● SELECTED PASSAGE
◇ ◇ ◇

There has been a lot of discussion recently about how Chinese subsidies and other government support has led to industrial overcapacity, which can have a negative impact on the manufacturing sector of other economies. If domestic supply exceeds domestic demand, the Chinese-made products that won't be sold in the domestic market will be exported, and foreign producers have trouble competing with these Chinese products.
If I understand their argument correctly, some people attribute this situation largely to government policies that cause weak demand and excess savings in China, with these factors leading directly to the subsidized manufacturing. And it seems as though these people believe a key part of the solution is that China should stimulate domestic demand so that its consumers buy more of the Chinese production.
Finance professor Michael Pettis is leading the charge on this. As he recently put it: "In [persistent surplus economies such as China], weak domestic demand is simply the flip side of policies that result in manufacturing competitiveness. The manufacturing sector is subsidized directly or indirectly by households, which leaves them more competitive and leaves households less able to purchase a substantial share of what they produce."
Others who may be on board with this view are Treasury Secretary Janet Yellen, who recently said this: "I am particularly worried about how China’s enduring macroeconomic imbalances—namely its weak household consumption and business overinvestment, aggravated by large-scale government support in specific industrial sectors—will lead to significant risk to workers and businesses in the United States and the rest of the world. China has long had excess savings, but investment in the real estate sector and government-funded infrastructure had absorbed much of it. Now, we are seeing an increase in business investment in a number of 'new' industries targeted by the PRC’s industrial policy. That includes electric vehicles, lithium-ion batteries, and solar." Along the same lines, Yellen said the following in response to a question at a press conference on what could be done about Chinese overcapacity:
Well, there's supply and then there's also demand. And so we've had conversations with our Chinese counterparts about the demand side of the equation and the fact that China's saving rate is among the highest in the world, and even at this advanced stage of development remains close to 45%. The flip side of a very high saving rate is that consumer spending as a share of GDP is quite low in China relative to other countries at this level of income. So one possible approach would be to boost demand and to see a larger share of GDP accrue to households to bolster their income, or and/or to, for example, bolster retirement security, the ability to afford education for one's children and so forth, which are motives for very high saving, and call that rebalancing. And this is a matter that we have discussed over more than a decade in China and I too have talked to many officials and members of the academic community who think that that needs to be part of the solution. If consumer spending were higher as a share of GDP, there would be less need to have such large investment going into building supply.

◇ ◇ ◇

● Element box records
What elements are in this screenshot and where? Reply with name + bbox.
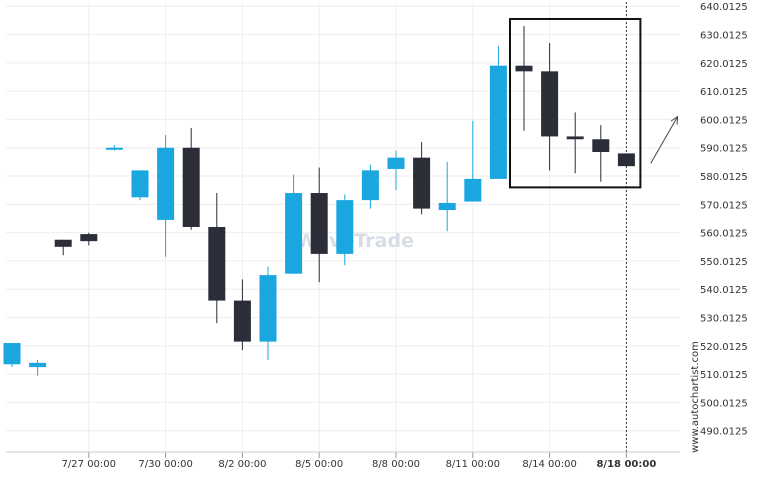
x-tick-label: 8/2 00:00 [218,459,266,470]
candle [3,343,21,368]
candle-body [105,147,123,150]
pattern-box [509,17,642,189]
candle-body [413,157,431,209]
x-tick-label: 8/11 00:00 [446,459,500,470]
candle-body [285,193,303,274]
candle [387,150,405,191]
candle-body [361,170,379,201]
candle-body [515,65,533,72]
x-tick-label: 8/5 00:00 [295,459,343,470]
candle [515,26,533,131]
candle-body [233,300,251,342]
candle [592,125,610,182]
candle-body [259,275,277,342]
y-tick-label: 490.0125 [700,427,748,438]
y-tick-label: 590.0125 [700,144,748,155]
y-tick-label: 520.0125 [700,342,748,353]
candle-body [336,200,354,254]
x-tick-label: 7/30 00:00 [138,459,192,470]
candle [208,193,226,324]
candle [182,127,200,230]
candle [157,135,175,257]
y-axis: 640.0125 630.0125 620.0125 610.0125 600.0125… [700,2,748,438]
candle [54,239,72,256]
candle [259,266,277,361]
y-tick-label: 630.0125 [700,31,748,42]
candle [541,43,559,171]
candle [131,170,149,201]
y-tick-label: 580.0125 [700,172,748,183]
y-tick-label: 620.0125 [700,59,748,70]
candle [80,232,98,246]
candle [489,45,507,179]
candle [413,142,431,215]
candle-body [80,234,98,242]
candle-body [541,71,559,137]
candle-body [3,343,21,365]
candle-body [438,202,456,211]
x-tick-label: 8/8 00:00 [372,459,420,470]
candle [233,279,251,351]
x-tick-label: 8/18 00:00 [596,459,656,470]
candle [29,360,47,376]
candle [438,161,456,232]
candle-body [157,147,175,220]
candle [310,167,328,283]
candle-body [592,139,610,152]
candle-body [387,157,405,169]
candle [105,144,123,151]
x-tick-label: 7/27 00:00 [62,459,116,470]
y-tick-label: 530.0125 [700,314,748,325]
candle-body [566,136,584,140]
candle [336,194,354,266]
x-axis: 7/27 00:00 7/30 00:00 8/2 00:00 8/5 00:00 8/… [6,451,680,470]
forecast-arrow-head [670,115,679,125]
y-tick-label: 640.0125 [700,2,748,13]
y-tick-label: 570.0125 [700,200,748,211]
candle-body [29,362,47,368]
candle-body [208,227,226,301]
candle [566,112,584,174]
candle [285,174,303,274]
candle-body [464,178,482,202]
y-tick-label: 600.0125 [700,115,748,126]
candle [464,120,482,202]
y-tick-label: 560.0125 [700,229,748,240]
y-tick-label: 610.0125 [700,87,748,98]
candle [361,164,379,209]
brand-watermark: www.autochartist.com [690,341,701,453]
candles-layer [3,26,635,376]
y-tick-label: 510.0125 [700,370,748,381]
x-tick-label: 8/14 00:00 [522,459,576,470]
candle-body [489,65,507,179]
forecast-arrow-line [650,116,679,164]
candle-body [54,239,72,247]
candle-body [310,193,328,254]
y-tick-label: 540.0125 [700,285,748,296]
candle-body [182,147,200,227]
overlay-layer [509,2,679,452]
candle-body [131,170,149,198]
y-tick-label: 500.0125 [700,398,748,409]
y-tick-label: 550.0125 [700,257,748,268]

◇ ◇ ◇

● REQUIREMENTS
A. Quote the passage on Chinese industrial overcapacity from "If I understand" to "the Chinese production.".
B. In the passage on Chinese industrial overcapacity, which industries does Yellen list as targets of the PRC's industrial policy?
C. Proceed with the passage on Chinese industrial overcapacity, beginning after its final sentence.
These records bear no relation to the passage on Chinese industrial overcapacity.

● TASK RESPONSES
A.
If I understand their argument correctly, some people attribute this situation largely to government policies that cause weak demand and excess savings in China, with these factors leading directly to the subsidized manufacturing. And it seems as though these people believe a key part of the solution is that China should stimulate domestic demand so that its consumers buy more of the Chinese production.

B. Electric vehicles, lithium-ion batteries, and solar.

C.
While I agree that subsidies and overcapacity can lead to trade conflict, I have doubts about the focus on levels of domestic demand and savings. In particular, I'm skeptical that demand and savings are the most important factors here, and that the solution is for governments to try to influence these factors so as to address the trade problems. As I see it, governments pursue the fiscal and other domestic economic policies that affect demand and savings mainly for domestic political reasons, and while trade might be affected by these policies to a degree, the trade impact is not a significant part of the policy calculation. As a result, even if the trade impact is pointed out by affected countries, the governments pursuing these policies are not likely to make major adjustments. Yes, high or low savings levels can affect trade balances where national economies diverge in these areas, but governments see these as domestic choices that are mostly decided based on national politics. International coordination here is difficult and rare.
As support for the view that domestic demand and savings levels are not the main factors driving overcapacity and the resulting exports, let's look at another example of subsidies that support production which exceeds domestic demand. (And just to be clear, I know it's not a perfect parallel in terms of the nature and amount of the subsidies, but nevertheless I think it illustrates the point.) In the U.S., an area in which we have long seen a high level of subsidies is agriculture. This has led to the U.S. having significant "overcapacity" in certain agricultural products, in the sense that we produce more at home than we can sell here. Just like with Chinese industrial subsidies, U.S. agriculture subsidies support capacity that outpaces domestic demand. And as with Chinese manufacturing of electric vehicles, lithium-ion batteries, and solar products, here we see domestic subsidies going to a sector for which a significant amount will be exported.
Notably, it's pretty clear that U.S. demand is not being repressed, either in general or in agriculture; I don't think anyone would say that the U.S. government is taking actions to limit the demand of U.S. consumers. And foreign economies that are affected by the U.S. exports don't call on the U.S. government to stimulate internal U.S. demand for these products in order to deal with the trade effects they experience.
And on savings, no one is accusing the U.S. of having excess savings.
The lesson I take from this is that you can have sectoral overcapacity and spillovers into global markets even without weak demand or excess savings, and this supports the view that domestic demand and savings are not the right focus when addressing overcapacity issues. Instead, the overcapacity causes that need to be addressed are on the supply side: Governments subsidize and otherwise support domestic industries for political reasons, leading to more supply than domestic demand can handle.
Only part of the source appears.